Exactly repeat all the records below, omitting the images they hold.

* * * * * * *

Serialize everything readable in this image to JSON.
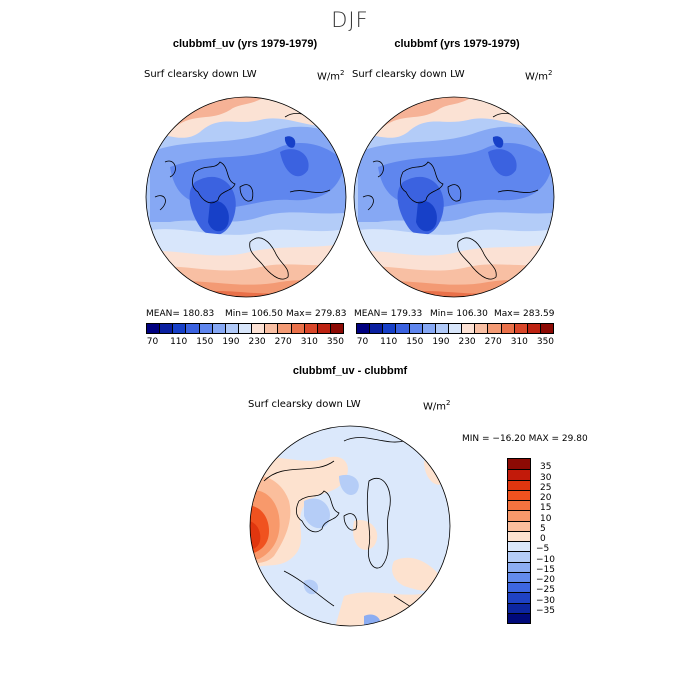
{
  "figure": {
    "title": "DJF"
  },
  "panels": [
    {
      "title": "clubbmf_uv (yrs 1979-1979)",
      "variable": "Surf clearsky down LW",
      "units_base": "W/m",
      "units_exp": "2",
      "mean_text": "MEAN= 180.83",
      "min_text": "Min= 106.50",
      "max_text": "Max= 279.83"
    },
    {
      "title": "clubbmf (yrs 1979-1979)",
      "variable": "Surf clearsky down LW",
      "units_base": "W/m",
      "units_exp": "2",
      "mean_text": "MEAN= 179.33",
      "min_text": "Min= 106.30",
      "max_text": "Max= 283.59"
    },
    {
      "title": "clubbmf_uv - clubbmf",
      "variable": "Surf clearsky down LW",
      "units_base": "W/m",
      "units_exp": "2",
      "minmax_text": "MIN = −16.20  MAX =   29.80"
    }
  ],
  "abs_colorbar": {
    "labels": [
      "70",
      "110",
      "150",
      "190",
      "230",
      "270",
      "310",
      "350"
    ],
    "colors": [
      "#00007f",
      "#0a1fa0",
      "#1740c8",
      "#3b62e0",
      "#5f86ee",
      "#86a8f4",
      "#b0c9f8",
      "#d8e6fb",
      "#fbe1d4",
      "#f8bfa3",
      "#f39a74",
      "#e9714a",
      "#d9472a",
      "#bd2312",
      "#8c0a04"
    ]
  },
  "diff_colorbar": {
    "labels": [
      "35",
      "30",
      "25",
      "20",
      "15",
      "10",
      "5",
      "0",
      "−5",
      "−10",
      "−15",
      "−20",
      "−25",
      "−30",
      "−35"
    ],
    "colors": [
      "#8c0a04",
      "#c21a0a",
      "#e0360f",
      "#f0521f",
      "#f5733f",
      "#f8996b",
      "#fbbe9c",
      "#fde2cf",
      "#dbe8fb",
      "#b5cdf7",
      "#8cadf2",
      "#638bec",
      "#3d66e0",
      "#1f42c4",
      "#0d26a0",
      "#00097a"
    ]
  }
}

* * * * * * *

**Solution to the problem**
Serialize everything readable in this image to JSON.
{
  "figure": {
    "title": "DJF"
  },
  "panels": [
    {
      "title": "clubbmf_uv (yrs 1979-1979)",
      "variable": "Surf clearsky down LW",
      "units_base": "W/m",
      "units_exp": "2",
      "mean_text": "MEAN= 180.83",
      "min_text": "Min= 106.50",
      "max_text": "Max= 279.83"
    },
    {
      "title": "clubbmf (yrs 1979-1979)",
      "variable": "Surf clearsky down LW",
      "units_base": "W/m",
      "units_exp": "2",
      "mean_text": "MEAN= 179.33",
      "min_text": "Min= 106.30",
      "max_text": "Max= 283.59"
    },
    {
      "title": "clubbmf_uv - clubbmf",
      "variable": "Surf clearsky down LW",
      "units_base": "W/m",
      "units_exp": "2",
      "minmax_text": "MIN = −16.20  MAX =   29.80"
    }
  ],
  "abs_colorbar": {
    "labels": [
      "70",
      "110",
      "150",
      "190",
      "230",
      "270",
      "310",
      "350"
    ],
    "colors": [
      "#00007f",
      "#0a1fa0",
      "#1740c8",
      "#3b62e0",
      "#5f86ee",
      "#86a8f4",
      "#b0c9f8",
      "#d8e6fb",
      "#fbe1d4",
      "#f8bfa3",
      "#f39a74",
      "#e9714a",
      "#d9472a",
      "#bd2312",
      "#8c0a04"
    ]
  },
  "diff_colorbar": {
    "labels": [
      "35",
      "30",
      "25",
      "20",
      "15",
      "10",
      "5",
      "0",
      "−5",
      "−10",
      "−15",
      "−20",
      "−25",
      "−30",
      "−35"
    ],
    "colors": [
      "#8c0a04",
      "#c21a0a",
      "#e0360f",
      "#f0521f",
      "#f5733f",
      "#f8996b",
      "#fbbe9c",
      "#fde2cf",
      "#dbe8fb",
      "#b5cdf7",
      "#8cadf2",
      "#638bec",
      "#3d66e0",
      "#1f42c4",
      "#0d26a0",
      "#00097a"
    ]
  }
}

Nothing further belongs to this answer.